-- TEXT FOR ANALYSIS follows --
The effects of estrogen on the α2-adrenergic receptor subtypes in rat uterine function in late pregnancy in vitro

Aim To assess the effect of 17 beta-estradiol pretreatment on the function and expression of alpha(2)-adrenergic receptors (ARs) subtypes in late pregnancy in rats. Methods Sprague-Dawley SPD rats (n=37) were treated with 17 beta-estradiol for 4 days starting from the 18th day of pregnancy. The myometrial expression of the alpha(2)-AR subtypes was determined by real time polymerase chain reaction and Western blot analysis. In vitro contractions were stimulated with (-)-noradrenaline, and its effect was modified with the selective antagonists BRL 44408 (alpha(2A)), ARC 239 (alpha(2B/c), and spiroxatrine (alpha(2A)). The cyclic adenosine mono phosphate (cAMP) accumulation was also measured. The activated G-protein level was investigated by guanosine 5'-O-[gamma-thioltriphosphate (GTPyS) binding assay. Results 17 beta-estradiol pretreatment decreased the contractile effect of (-)-noradrenaline via the alpha(2)-ARs, and abolished the contractile effect via the alpha B-2-ARs. All the alpha(2)-AR subtypes' mRNA was significantly decreased. 17 beta-estradiol pretreatment significantly increased the myometrial cAMP level in the presence of BRL 444108 (P=0.001), ARC 239 (P=0.007), and spiroxatrine (P=0.045), but did not modify it in the presence of of spiroxatrine + BRL 44408 combination (P=0.073). It also inhibited the G-protein-activating effect of (-)-noradrenaline by 25% in the presence of BRL 44408 + spiroxatrine combination. Conclusions The expression of the alpha(2)-AR subtypes is sensitive to 17 beta-estradiol, which decreases the contractile response of (-)-noradrenaline via the alpha(28)-AR subtype, and might cause changes in G-protein signaling pathway. Estrogen dysregulation may be responsible for preterm labor or uterine inertia via the alpha(2)-ARs.
-- TEXT FOR ANALYSIS concluded --
[BRIEF A]:
Decide whether each statement below agrees with the abstract on estrogen and uterine α2-adrenergic receptors. Answer yes or no for each, quoting the words of the abstract that decide it.
(i) The rats received 17 beta-estradiol for four days, beginning on the 18th day of pregnancy.
(ii) Pretreatment with 17 beta-estradiol raised the mRNA of the alpha(2)-AR subtypes.
(iii) Pretreatment cut the G-protein-activating effect of (-)-noradrenaline by half.
[BRIEF B]: In the abstract on estrogen and uterine α2-adrenergic receptors, what did the binding assay measure, and what did it show about 17 beta-estradiol pretreatment? Answer in one to three sentences.
-- SUPPLIED INFORMATION follows --
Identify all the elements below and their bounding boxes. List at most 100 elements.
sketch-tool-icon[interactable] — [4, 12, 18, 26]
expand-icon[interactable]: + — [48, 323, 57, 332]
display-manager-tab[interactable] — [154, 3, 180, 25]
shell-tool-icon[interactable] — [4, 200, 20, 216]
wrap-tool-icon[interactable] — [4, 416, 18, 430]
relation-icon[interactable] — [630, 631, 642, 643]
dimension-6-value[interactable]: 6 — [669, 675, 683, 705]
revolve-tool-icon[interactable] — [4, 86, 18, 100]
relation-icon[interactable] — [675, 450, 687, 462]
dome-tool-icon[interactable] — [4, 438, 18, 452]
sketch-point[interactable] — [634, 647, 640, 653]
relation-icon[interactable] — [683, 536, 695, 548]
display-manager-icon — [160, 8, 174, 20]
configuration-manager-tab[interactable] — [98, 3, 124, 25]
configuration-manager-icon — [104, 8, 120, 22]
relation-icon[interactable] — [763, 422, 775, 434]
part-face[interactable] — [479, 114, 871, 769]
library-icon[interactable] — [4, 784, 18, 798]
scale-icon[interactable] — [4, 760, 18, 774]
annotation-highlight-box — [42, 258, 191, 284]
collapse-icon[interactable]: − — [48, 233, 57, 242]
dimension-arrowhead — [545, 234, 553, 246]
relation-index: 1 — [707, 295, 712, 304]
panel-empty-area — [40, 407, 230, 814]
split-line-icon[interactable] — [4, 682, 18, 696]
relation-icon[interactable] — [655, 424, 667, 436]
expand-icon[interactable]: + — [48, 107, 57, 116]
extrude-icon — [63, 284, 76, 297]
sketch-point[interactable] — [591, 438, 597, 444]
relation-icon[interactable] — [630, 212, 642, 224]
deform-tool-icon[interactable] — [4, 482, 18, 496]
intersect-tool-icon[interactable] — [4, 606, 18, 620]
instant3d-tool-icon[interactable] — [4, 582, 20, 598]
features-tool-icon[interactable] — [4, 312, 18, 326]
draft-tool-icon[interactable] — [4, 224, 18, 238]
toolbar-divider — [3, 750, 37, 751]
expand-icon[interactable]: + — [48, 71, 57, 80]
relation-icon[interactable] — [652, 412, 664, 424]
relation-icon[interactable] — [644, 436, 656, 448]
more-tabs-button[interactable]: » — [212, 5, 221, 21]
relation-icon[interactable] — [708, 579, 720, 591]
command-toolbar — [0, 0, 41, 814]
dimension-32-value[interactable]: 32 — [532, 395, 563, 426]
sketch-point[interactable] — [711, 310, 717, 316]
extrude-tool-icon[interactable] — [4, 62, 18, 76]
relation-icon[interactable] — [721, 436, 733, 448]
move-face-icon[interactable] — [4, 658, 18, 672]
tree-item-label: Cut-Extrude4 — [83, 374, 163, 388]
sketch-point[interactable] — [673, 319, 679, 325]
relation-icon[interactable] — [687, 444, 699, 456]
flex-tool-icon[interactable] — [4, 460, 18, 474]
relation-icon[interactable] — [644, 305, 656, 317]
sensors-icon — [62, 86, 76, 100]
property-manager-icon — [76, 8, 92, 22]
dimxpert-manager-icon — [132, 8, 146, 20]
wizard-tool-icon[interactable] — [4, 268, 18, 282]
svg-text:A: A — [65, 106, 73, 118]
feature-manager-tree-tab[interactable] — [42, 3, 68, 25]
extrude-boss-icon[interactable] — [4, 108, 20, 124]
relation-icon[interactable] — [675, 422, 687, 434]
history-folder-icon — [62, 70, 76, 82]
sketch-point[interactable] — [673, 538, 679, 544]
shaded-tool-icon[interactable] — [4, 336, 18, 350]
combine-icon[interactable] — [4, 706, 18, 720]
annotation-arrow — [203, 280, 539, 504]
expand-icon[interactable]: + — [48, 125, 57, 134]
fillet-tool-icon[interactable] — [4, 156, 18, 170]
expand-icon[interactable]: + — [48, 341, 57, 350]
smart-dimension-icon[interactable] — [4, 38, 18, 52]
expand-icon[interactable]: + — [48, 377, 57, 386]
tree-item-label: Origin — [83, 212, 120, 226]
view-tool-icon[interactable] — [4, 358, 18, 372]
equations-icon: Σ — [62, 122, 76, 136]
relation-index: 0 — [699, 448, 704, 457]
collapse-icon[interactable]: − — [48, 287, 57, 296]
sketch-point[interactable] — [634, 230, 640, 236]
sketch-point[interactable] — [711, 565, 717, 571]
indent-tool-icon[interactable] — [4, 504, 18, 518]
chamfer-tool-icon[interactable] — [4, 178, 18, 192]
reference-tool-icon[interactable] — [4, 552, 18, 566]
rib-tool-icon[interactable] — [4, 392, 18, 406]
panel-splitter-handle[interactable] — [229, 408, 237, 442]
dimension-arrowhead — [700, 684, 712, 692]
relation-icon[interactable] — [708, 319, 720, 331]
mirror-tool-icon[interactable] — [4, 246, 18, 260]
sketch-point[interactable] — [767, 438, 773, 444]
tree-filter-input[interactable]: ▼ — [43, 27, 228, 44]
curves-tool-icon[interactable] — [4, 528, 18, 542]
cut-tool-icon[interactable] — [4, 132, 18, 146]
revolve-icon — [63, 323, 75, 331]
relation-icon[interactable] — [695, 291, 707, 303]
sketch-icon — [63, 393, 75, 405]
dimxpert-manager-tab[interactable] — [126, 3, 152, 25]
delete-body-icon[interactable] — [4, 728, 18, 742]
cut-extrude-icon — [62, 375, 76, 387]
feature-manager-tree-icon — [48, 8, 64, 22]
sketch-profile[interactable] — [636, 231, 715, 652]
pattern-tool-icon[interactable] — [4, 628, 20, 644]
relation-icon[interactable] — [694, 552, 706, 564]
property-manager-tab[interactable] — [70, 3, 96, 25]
-- SUPPLIED INFORMATION concluded --
[PROBLEM SOLUTION A]:
(i) Yes: "were treated with 17 beta-estradiol for 4 days starting from the 18th day of pregnancy"
(ii) No: "All the alpha(2)-AR subtypes' mRNA was significantly decreased."
(iii) No: "by 25% in the presence of BRL 44408 + spiroxatrine combination"

[PROBLEM SOLUTION B]: The binding assay measured the level of activated G-protein. It showed that 17 beta-estradiol pretreatment inhibited the G-protein-activating effect of (-)-noradrenaline by 25% in the presence of the BRL 44408 + spiroxatrine combination.